**Your objective**
Every line that contains the word "Effect" should be copied out.

[Structured figure records]
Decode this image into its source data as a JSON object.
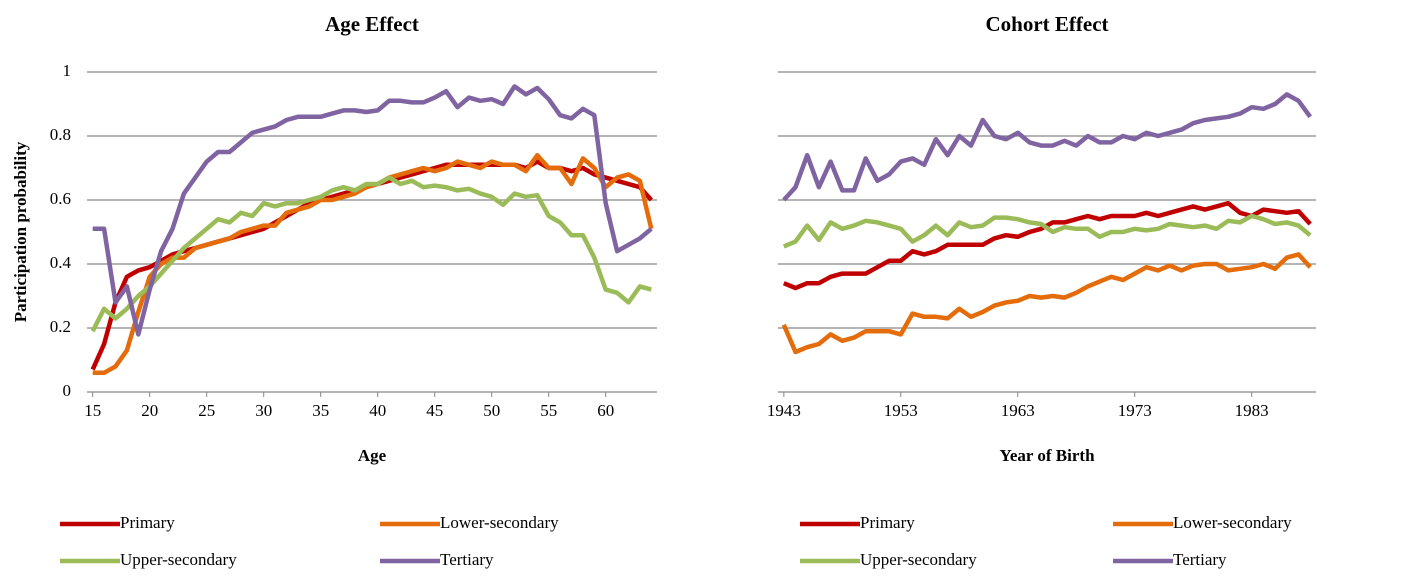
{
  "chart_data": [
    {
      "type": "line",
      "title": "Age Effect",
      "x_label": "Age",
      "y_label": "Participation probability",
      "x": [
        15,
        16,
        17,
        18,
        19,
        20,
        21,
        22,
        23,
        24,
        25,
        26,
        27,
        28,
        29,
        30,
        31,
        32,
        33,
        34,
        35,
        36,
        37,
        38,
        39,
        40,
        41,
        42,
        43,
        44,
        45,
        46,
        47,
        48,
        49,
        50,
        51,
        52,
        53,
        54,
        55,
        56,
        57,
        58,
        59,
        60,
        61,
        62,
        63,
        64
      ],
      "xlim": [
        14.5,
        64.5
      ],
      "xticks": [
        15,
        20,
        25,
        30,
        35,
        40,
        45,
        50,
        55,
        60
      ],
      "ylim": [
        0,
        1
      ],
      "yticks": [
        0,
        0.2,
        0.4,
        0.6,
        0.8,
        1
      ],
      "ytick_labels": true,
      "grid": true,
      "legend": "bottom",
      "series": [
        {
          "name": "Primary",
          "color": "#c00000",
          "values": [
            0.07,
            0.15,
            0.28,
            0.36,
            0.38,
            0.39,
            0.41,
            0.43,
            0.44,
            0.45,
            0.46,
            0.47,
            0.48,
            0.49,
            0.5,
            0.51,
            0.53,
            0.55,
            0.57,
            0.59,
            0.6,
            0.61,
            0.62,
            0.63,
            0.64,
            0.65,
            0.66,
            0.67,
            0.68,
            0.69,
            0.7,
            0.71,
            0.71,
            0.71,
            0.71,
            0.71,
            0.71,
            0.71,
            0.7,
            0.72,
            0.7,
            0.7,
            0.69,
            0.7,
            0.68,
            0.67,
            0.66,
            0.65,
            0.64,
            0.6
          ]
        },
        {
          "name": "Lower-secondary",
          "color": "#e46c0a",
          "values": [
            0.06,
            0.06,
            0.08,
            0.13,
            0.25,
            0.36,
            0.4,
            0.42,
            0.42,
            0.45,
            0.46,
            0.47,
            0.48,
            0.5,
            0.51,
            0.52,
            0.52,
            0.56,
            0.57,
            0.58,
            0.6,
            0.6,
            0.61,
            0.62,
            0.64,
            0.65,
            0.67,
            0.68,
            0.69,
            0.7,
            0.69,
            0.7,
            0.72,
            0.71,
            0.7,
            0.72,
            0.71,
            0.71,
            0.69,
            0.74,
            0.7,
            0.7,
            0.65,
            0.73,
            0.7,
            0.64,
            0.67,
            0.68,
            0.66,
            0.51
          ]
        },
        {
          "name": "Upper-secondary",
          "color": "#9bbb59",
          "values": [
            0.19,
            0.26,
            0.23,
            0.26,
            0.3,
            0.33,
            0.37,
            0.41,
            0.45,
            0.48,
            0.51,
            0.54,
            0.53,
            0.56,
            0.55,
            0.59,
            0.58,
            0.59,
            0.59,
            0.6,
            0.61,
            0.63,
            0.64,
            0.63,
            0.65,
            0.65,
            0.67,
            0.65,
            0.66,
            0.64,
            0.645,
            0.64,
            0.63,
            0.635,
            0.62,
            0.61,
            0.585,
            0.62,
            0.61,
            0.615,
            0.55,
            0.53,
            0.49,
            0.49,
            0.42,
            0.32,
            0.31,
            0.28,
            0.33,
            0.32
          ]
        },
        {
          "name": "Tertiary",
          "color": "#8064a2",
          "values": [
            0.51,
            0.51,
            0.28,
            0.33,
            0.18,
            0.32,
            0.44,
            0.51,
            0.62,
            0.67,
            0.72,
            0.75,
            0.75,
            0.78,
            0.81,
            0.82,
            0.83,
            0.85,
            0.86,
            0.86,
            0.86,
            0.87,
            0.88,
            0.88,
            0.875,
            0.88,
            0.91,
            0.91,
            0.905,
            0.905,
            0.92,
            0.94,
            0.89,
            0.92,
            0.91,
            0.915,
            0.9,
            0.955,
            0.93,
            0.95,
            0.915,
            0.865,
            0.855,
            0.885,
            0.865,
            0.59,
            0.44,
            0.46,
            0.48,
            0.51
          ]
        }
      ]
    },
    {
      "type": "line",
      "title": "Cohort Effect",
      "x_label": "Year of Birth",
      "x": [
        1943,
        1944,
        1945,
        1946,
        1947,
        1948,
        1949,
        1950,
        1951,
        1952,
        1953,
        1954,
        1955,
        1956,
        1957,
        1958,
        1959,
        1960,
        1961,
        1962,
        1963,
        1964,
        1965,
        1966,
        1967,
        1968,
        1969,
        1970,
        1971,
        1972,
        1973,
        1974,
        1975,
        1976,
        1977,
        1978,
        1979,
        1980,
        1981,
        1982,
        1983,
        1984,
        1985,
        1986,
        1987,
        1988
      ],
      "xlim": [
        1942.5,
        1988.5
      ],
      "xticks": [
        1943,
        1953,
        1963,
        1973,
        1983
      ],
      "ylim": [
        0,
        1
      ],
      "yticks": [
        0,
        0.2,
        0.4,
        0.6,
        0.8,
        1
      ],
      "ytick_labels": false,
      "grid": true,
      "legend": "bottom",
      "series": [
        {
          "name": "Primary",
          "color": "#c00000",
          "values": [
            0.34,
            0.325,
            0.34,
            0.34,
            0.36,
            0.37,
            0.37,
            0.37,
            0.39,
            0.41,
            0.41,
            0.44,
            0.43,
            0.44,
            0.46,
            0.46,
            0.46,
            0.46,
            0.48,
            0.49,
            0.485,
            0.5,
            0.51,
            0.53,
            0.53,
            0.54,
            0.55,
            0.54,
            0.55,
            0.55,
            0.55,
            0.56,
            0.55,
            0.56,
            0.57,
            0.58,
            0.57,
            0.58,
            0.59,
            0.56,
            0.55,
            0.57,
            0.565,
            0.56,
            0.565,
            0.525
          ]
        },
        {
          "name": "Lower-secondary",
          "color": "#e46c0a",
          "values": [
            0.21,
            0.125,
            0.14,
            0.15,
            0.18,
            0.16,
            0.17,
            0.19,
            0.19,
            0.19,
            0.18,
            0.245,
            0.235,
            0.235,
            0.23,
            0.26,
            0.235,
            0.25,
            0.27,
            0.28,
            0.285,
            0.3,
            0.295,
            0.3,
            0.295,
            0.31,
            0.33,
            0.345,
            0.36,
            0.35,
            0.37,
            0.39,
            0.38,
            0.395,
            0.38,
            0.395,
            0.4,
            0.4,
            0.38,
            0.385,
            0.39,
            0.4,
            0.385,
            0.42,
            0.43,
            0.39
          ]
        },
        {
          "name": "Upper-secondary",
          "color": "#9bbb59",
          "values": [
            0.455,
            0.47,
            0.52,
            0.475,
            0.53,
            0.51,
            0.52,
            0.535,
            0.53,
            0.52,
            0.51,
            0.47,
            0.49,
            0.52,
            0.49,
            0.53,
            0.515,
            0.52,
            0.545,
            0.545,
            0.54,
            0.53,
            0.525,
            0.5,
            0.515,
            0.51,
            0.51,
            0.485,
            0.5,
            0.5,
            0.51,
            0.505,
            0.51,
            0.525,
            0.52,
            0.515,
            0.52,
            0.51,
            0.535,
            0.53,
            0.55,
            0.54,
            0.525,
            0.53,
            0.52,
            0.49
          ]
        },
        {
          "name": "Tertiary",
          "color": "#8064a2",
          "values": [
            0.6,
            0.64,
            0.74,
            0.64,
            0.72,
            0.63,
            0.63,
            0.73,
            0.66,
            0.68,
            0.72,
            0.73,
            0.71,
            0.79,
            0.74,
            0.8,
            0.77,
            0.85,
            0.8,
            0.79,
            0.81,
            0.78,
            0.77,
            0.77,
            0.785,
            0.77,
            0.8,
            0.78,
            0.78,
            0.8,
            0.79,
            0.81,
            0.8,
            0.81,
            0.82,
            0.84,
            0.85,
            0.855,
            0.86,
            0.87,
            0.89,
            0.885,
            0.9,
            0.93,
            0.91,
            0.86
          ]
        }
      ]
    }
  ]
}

**Written answer**
      "title": "Age Effect",
      "title": "Cohort Effect",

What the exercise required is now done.